- _Stated goal_:
Copy out each line that includes the word "parallel".

- _Record extracts_:
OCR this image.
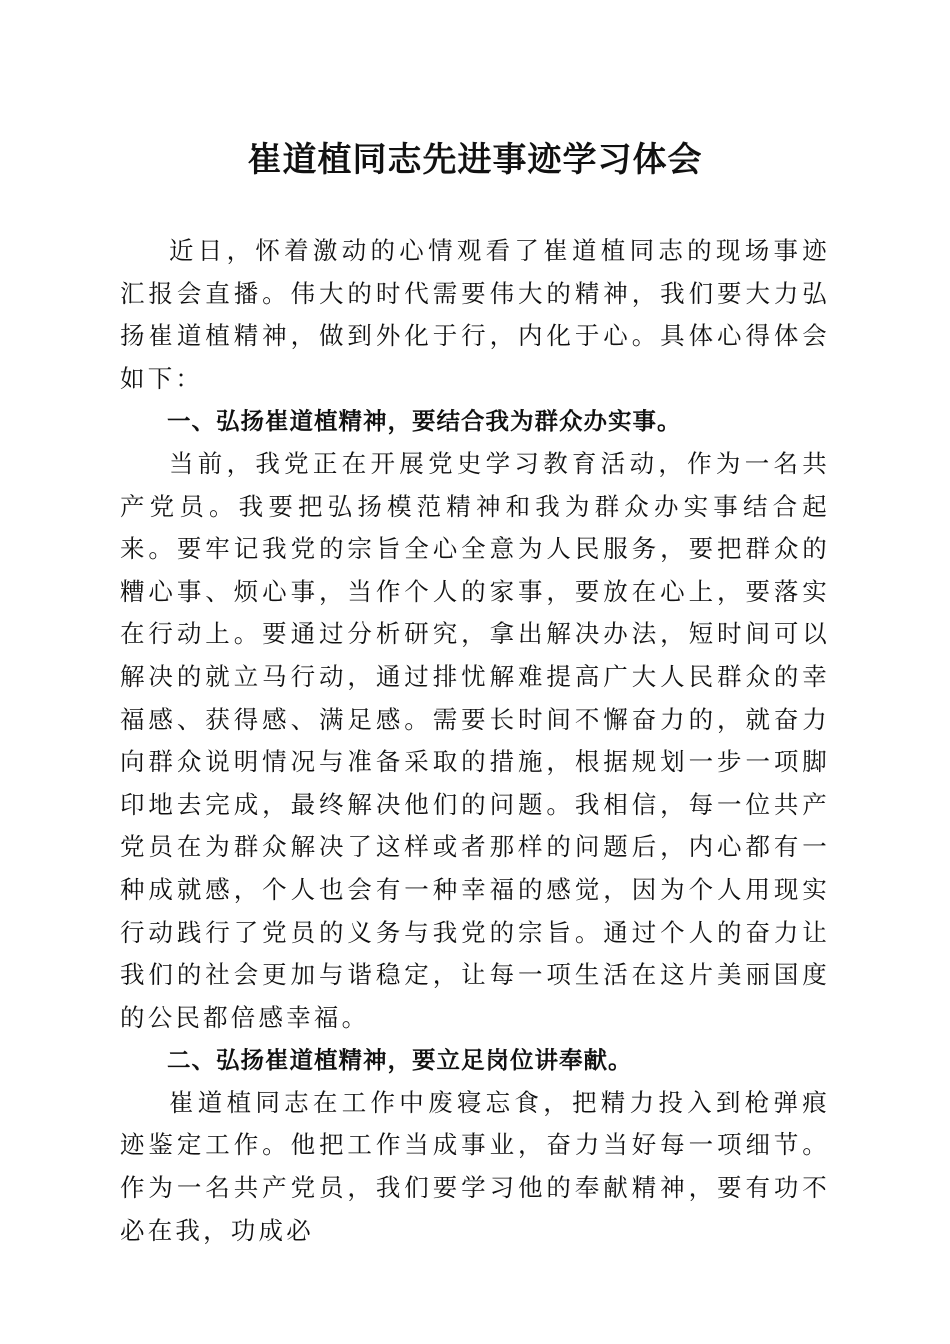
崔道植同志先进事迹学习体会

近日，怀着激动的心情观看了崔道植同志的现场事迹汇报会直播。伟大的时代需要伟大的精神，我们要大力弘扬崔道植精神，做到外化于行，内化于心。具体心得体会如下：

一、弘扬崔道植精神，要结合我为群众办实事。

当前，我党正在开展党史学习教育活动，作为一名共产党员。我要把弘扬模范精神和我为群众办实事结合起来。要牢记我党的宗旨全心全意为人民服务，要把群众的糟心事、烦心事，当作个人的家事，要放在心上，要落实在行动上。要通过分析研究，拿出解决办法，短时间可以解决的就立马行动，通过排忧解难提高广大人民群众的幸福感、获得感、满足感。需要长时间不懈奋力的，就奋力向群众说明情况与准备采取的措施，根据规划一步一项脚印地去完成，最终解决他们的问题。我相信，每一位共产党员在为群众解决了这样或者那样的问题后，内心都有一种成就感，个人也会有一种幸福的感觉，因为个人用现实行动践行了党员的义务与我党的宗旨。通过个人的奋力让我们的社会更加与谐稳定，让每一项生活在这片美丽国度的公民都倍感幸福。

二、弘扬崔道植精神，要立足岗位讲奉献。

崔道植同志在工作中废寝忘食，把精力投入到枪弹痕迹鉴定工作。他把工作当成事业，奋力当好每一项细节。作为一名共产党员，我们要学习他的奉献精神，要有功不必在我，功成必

==

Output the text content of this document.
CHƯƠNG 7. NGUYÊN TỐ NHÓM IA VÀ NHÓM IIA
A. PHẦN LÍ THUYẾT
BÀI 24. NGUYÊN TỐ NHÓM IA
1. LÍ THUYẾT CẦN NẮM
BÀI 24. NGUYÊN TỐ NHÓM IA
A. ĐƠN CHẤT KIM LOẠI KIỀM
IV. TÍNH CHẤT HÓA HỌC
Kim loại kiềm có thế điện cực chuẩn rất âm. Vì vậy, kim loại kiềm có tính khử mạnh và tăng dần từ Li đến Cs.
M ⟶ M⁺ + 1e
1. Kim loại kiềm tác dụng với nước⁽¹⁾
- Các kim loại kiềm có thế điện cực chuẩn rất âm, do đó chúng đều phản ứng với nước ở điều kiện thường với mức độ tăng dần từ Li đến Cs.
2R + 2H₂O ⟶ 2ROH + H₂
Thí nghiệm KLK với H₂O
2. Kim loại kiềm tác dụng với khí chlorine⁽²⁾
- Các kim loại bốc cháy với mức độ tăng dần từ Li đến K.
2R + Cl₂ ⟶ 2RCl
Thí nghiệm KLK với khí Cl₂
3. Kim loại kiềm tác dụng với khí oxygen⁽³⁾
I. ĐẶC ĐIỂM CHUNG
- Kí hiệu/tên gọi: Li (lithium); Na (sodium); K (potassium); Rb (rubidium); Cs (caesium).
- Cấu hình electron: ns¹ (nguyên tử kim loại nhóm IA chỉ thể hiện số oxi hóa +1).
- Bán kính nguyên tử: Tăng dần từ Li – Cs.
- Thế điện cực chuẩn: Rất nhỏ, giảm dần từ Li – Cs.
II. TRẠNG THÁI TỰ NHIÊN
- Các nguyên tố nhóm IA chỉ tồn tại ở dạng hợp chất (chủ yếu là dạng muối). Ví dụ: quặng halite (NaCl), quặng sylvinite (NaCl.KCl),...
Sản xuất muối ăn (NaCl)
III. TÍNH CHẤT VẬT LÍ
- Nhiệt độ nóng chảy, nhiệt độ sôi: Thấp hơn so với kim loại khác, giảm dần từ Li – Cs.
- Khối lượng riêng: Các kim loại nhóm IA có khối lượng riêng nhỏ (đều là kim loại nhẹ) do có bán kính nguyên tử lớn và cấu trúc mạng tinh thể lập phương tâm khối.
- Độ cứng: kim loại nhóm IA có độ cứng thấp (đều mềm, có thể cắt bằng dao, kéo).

==

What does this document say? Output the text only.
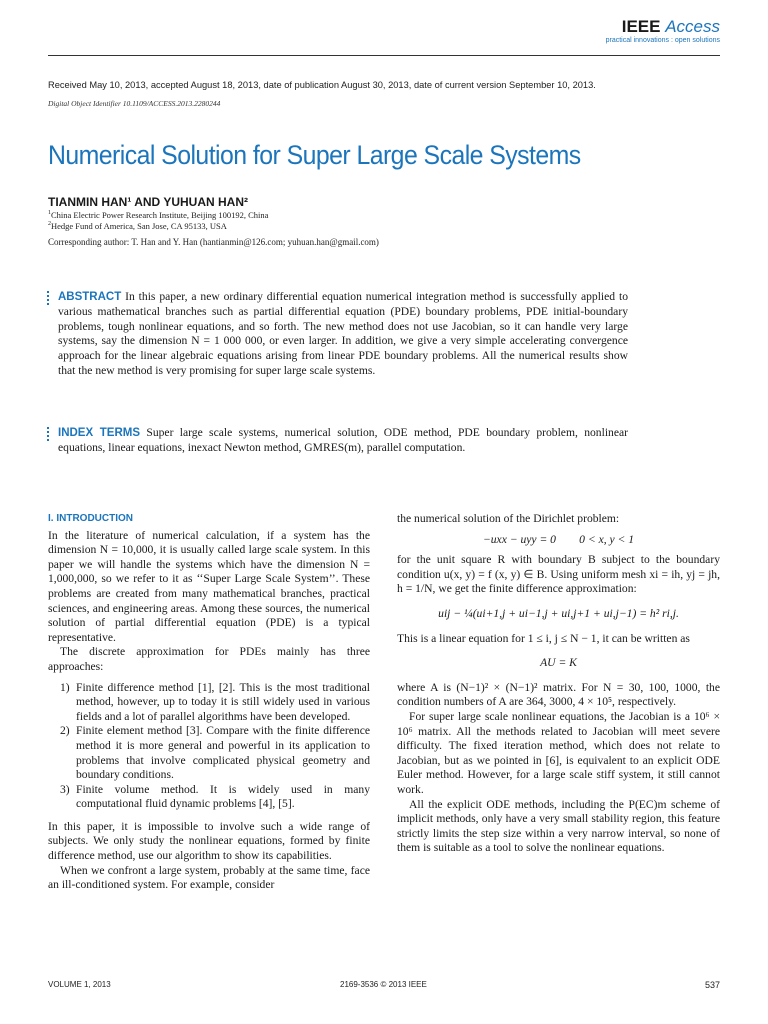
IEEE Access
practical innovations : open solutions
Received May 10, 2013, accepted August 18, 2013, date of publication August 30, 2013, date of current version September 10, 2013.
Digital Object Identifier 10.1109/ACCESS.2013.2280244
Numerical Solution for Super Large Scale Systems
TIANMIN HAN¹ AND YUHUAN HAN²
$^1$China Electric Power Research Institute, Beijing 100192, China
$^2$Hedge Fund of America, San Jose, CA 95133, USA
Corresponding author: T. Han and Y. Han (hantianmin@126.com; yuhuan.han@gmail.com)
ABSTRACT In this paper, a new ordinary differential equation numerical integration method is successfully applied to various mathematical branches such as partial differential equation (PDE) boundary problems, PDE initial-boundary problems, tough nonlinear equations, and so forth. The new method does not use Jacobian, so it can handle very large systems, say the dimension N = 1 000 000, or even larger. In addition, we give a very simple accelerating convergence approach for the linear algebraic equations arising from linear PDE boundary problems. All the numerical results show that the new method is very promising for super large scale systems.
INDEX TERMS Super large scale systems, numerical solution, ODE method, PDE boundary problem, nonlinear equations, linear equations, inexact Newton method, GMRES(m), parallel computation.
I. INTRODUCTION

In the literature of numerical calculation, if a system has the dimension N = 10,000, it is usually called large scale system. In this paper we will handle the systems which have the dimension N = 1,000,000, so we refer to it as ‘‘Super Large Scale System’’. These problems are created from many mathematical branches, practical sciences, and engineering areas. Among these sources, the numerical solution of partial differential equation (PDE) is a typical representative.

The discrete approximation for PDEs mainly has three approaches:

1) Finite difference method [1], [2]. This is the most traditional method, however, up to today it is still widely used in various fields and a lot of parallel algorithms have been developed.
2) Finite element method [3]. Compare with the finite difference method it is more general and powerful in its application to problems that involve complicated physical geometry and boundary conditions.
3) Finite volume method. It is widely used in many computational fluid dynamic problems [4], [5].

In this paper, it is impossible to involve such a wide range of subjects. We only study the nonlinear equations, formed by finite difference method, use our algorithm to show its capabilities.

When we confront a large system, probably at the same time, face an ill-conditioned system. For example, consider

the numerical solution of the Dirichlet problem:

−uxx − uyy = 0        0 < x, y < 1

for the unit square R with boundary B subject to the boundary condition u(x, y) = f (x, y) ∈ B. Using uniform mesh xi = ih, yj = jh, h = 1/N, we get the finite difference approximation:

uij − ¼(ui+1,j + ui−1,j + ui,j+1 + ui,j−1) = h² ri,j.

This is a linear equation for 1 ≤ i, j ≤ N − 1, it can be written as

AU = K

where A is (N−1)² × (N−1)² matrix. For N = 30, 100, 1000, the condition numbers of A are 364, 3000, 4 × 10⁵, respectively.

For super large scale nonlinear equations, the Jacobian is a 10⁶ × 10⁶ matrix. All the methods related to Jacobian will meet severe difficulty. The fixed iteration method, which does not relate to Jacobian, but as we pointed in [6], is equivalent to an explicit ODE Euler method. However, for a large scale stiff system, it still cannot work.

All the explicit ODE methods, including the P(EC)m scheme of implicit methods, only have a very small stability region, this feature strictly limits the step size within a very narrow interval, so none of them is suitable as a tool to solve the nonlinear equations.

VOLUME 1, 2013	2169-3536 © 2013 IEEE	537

- _Final answer_:
INDEX TERMS Super large scale systems, numerical solution, ODE method, PDE boundary problem, nonlinear equations, linear equations, inexact Newton method, GMRES(m), parallel computation.
1) Finite difference method [1], [2]. This is the most traditional method, however, up to today it is still widely used in various fields and a lot of parallel algorithms have been developed.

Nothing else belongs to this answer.